### TASK DATA ###

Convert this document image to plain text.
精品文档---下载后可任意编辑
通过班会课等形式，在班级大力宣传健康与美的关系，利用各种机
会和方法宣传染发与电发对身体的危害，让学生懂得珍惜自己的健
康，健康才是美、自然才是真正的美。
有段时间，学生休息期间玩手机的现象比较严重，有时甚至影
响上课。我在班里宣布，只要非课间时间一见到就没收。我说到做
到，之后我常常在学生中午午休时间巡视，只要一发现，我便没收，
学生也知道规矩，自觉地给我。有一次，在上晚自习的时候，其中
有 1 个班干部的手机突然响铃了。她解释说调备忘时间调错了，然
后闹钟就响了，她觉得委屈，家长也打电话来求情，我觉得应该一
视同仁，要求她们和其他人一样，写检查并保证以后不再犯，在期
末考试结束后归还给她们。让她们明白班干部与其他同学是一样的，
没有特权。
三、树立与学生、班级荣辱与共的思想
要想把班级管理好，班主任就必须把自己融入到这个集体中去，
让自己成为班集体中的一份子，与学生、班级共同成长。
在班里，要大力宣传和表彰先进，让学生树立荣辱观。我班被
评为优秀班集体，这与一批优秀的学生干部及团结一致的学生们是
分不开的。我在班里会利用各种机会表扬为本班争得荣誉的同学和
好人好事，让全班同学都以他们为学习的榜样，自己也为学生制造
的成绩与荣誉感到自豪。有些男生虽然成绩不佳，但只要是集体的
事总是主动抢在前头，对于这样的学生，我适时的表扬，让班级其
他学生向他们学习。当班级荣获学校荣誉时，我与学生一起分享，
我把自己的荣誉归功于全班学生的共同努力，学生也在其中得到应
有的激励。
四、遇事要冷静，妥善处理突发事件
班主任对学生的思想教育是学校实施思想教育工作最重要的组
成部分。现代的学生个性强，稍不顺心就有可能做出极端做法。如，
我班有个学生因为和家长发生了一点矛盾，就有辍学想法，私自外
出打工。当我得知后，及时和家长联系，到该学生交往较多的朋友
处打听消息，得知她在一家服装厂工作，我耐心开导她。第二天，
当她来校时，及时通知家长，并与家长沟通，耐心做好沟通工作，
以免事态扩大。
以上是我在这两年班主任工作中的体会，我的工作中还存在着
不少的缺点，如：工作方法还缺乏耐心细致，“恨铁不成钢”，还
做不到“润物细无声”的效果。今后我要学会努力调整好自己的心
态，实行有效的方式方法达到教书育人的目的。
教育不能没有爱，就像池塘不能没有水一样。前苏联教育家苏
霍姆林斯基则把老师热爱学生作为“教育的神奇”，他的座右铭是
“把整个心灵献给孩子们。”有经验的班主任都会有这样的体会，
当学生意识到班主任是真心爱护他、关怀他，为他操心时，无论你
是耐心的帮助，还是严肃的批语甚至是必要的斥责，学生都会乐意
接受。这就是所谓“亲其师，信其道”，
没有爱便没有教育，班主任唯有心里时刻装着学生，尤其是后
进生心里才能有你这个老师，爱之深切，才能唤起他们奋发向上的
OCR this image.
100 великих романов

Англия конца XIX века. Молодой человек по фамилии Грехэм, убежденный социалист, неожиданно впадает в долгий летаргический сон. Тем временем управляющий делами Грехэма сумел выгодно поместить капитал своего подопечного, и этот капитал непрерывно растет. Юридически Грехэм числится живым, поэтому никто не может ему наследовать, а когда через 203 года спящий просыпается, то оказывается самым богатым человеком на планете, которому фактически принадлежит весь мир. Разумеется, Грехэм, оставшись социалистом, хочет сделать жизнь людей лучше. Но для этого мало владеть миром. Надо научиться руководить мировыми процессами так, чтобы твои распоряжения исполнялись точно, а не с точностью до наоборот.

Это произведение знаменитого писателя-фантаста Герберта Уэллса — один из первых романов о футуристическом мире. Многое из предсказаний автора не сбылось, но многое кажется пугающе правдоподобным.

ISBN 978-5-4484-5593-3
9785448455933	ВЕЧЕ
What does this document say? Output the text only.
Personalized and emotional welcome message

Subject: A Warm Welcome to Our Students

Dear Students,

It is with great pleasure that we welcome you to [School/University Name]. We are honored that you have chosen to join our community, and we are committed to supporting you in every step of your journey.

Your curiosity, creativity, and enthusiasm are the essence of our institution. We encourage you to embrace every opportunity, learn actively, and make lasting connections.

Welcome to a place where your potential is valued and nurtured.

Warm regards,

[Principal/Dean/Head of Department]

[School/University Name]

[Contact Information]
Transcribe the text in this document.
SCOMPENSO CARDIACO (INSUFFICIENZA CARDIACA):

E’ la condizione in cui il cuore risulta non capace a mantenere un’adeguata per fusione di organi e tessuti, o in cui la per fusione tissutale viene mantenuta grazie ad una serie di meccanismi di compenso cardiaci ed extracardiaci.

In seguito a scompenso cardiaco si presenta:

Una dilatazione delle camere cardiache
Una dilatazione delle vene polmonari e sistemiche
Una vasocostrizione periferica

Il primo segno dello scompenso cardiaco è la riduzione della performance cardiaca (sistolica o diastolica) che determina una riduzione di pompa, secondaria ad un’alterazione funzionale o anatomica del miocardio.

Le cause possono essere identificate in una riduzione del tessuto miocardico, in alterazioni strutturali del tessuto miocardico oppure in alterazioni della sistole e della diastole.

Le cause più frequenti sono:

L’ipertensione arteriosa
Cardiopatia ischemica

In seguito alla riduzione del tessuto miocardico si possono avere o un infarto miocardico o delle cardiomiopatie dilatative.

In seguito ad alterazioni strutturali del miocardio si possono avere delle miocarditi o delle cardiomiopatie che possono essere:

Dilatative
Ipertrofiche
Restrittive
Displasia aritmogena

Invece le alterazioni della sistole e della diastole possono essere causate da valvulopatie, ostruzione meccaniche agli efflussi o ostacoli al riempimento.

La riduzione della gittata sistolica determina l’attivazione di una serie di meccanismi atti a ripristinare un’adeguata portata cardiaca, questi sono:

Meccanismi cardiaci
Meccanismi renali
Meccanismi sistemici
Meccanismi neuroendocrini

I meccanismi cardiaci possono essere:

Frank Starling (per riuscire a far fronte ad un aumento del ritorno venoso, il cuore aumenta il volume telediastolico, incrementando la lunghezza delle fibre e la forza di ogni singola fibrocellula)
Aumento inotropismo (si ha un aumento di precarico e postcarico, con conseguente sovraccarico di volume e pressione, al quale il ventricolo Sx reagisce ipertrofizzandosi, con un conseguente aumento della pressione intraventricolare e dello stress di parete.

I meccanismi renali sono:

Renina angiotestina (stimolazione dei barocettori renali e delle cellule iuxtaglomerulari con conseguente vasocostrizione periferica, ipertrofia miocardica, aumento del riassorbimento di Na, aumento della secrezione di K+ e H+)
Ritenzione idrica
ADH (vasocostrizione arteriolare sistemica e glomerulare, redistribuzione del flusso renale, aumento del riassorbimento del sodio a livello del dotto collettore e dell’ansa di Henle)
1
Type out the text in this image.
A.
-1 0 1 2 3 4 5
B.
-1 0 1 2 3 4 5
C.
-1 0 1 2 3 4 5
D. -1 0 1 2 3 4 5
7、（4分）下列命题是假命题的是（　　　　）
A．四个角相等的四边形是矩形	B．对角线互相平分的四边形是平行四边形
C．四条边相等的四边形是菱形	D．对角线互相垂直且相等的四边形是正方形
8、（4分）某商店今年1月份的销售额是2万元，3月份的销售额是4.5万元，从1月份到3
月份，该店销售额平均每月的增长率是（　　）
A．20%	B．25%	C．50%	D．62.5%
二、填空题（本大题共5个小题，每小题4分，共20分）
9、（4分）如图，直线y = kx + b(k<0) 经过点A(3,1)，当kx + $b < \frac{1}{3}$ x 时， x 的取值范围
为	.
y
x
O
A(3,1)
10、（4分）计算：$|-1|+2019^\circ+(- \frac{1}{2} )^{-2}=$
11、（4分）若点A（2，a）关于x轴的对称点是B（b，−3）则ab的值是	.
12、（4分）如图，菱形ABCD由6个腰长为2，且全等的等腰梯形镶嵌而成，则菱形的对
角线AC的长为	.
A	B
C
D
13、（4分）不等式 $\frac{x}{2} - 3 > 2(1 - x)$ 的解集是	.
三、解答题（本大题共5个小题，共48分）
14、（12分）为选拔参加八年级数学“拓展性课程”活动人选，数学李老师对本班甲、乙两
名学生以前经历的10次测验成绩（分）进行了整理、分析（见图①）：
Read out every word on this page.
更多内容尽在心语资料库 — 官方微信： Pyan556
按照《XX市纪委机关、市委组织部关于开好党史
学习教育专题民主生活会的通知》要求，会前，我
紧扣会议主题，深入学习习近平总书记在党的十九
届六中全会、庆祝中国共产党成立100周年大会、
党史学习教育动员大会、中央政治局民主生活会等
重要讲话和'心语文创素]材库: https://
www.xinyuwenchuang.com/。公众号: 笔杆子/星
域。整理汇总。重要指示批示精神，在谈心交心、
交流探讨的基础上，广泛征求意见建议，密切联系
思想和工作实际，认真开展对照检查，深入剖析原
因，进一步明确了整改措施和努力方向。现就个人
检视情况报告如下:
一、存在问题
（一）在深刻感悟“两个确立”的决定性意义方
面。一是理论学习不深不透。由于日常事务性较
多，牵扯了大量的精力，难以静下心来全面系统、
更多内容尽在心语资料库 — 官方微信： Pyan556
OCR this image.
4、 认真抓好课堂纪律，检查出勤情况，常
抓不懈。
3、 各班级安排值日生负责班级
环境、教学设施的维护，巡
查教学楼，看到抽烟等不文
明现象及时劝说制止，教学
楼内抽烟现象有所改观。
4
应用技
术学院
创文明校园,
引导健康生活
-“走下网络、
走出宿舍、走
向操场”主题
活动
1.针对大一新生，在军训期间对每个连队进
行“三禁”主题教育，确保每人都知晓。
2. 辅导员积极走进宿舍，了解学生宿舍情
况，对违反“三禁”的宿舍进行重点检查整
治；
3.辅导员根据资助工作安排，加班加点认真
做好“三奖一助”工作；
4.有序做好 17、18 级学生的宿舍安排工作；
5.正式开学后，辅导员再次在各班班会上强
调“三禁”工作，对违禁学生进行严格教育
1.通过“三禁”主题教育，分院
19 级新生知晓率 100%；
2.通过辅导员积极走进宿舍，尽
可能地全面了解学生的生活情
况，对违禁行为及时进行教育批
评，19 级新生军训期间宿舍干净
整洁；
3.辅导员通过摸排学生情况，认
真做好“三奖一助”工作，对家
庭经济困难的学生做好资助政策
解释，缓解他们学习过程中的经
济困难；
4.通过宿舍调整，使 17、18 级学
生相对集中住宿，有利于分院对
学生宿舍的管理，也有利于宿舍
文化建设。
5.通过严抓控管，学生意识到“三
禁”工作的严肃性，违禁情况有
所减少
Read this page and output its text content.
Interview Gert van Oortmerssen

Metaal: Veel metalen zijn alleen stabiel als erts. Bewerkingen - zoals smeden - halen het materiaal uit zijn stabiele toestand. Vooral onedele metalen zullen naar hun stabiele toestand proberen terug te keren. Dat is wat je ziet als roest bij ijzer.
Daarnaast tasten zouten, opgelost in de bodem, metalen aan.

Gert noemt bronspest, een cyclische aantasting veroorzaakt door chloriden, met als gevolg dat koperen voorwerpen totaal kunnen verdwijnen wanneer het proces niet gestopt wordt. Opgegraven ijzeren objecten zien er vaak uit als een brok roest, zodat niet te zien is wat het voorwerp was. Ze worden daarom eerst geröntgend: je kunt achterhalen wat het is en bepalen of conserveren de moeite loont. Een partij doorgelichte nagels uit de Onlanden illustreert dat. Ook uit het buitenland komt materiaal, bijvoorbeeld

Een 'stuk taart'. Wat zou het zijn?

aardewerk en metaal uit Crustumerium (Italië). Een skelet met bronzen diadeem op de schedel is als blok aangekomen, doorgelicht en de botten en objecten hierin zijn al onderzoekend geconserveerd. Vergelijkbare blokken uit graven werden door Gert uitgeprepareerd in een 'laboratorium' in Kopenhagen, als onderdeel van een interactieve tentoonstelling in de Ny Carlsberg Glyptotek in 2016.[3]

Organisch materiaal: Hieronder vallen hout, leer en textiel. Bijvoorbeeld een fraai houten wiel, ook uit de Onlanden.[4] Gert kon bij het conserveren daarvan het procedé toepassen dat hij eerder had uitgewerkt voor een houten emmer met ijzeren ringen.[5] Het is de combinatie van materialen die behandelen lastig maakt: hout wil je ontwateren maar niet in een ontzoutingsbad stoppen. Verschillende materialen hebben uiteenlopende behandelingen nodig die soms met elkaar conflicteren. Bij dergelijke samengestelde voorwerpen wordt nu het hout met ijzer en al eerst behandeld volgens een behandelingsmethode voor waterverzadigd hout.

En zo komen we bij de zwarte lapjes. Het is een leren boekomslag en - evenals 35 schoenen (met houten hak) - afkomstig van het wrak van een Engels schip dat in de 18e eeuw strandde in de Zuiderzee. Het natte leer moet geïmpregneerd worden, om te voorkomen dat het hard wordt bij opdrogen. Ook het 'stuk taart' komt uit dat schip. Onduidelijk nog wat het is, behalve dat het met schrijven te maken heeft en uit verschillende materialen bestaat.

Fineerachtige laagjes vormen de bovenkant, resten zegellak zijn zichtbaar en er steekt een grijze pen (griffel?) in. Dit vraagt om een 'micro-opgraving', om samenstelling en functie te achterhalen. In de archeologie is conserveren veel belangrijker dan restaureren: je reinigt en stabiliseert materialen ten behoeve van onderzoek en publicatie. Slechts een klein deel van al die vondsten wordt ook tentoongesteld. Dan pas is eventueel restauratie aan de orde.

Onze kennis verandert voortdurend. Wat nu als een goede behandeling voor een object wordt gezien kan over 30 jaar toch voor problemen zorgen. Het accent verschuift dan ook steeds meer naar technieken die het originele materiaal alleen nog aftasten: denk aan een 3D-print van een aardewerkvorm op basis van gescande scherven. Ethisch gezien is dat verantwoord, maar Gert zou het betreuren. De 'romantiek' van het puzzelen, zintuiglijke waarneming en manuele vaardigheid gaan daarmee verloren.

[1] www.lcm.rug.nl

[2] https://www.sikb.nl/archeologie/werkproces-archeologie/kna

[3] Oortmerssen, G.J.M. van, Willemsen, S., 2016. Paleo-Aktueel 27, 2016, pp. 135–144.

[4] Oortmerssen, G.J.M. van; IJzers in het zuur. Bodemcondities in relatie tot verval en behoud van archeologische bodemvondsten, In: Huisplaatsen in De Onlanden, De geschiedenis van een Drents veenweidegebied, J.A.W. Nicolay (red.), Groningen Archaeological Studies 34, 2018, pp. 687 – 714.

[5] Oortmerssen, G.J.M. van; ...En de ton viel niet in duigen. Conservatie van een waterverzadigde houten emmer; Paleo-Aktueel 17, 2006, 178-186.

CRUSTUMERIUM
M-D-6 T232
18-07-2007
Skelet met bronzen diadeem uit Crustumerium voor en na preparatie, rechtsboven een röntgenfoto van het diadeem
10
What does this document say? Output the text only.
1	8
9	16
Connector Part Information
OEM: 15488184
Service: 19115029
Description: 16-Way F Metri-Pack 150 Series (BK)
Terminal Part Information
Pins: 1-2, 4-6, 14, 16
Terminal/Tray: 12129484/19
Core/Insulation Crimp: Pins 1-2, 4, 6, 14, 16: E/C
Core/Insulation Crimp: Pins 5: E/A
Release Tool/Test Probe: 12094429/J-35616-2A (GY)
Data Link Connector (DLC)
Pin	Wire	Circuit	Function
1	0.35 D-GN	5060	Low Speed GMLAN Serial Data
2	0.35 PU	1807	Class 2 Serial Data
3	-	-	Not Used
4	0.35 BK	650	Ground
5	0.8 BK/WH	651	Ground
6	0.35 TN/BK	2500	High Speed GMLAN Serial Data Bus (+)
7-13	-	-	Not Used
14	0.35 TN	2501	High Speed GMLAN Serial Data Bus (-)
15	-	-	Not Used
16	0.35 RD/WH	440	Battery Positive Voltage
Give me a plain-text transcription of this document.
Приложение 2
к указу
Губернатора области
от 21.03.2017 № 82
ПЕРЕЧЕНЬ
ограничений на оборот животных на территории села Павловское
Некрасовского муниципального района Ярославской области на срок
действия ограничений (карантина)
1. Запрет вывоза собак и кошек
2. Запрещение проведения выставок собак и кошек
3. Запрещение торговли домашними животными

###

* [INSTRUCTIONS TO FOLLOW]
Scan the material above. Copy each line that holds the word "eerst".

* [THE COMPLETED TASK]
Gert noemt bronspest, een cyclische aantasting veroorzaakt door chloriden, met als gevolg dat koperen voorwerpen totaal kunnen verdwijnen wanneer het proces niet gestopt wordt. Opgegraven ijzeren objecten zien er vaak uit als een brok roest, zodat niet te zien is wat het voorwerp was. Ze worden daarom eerst geröntgend: je kunt achterhalen wat het is en bepalen of conserveren de moeite loont. Een partij doorgelichte nagels uit de Onlanden illustreert dat. Ook uit het buitenland komt materiaal, bijvoorbeeld
Organisch materiaal: Hieronder vallen hout, leer en textiel. Bijvoorbeeld een fraai houten wiel, ook uit de Onlanden.[4] Gert kon bij het conserveren daarvan het procedé toepassen dat hij eerder had uitgewerkt voor een houten emmer met ijzeren ringen.[5] Het is de combinatie van materialen die behandelen lastig maakt: hout wil je ontwateren maar niet in een ontzoutingsbad stoppen. Verschillende materialen hebben uiteenlopende behandelingen nodig die soms met elkaar conflicteren. Bij dergelijke samengestelde voorwerpen wordt nu het hout met ijzer en al eerst behandeld volgens een behandelingsmethode voor waterverzadigd hout.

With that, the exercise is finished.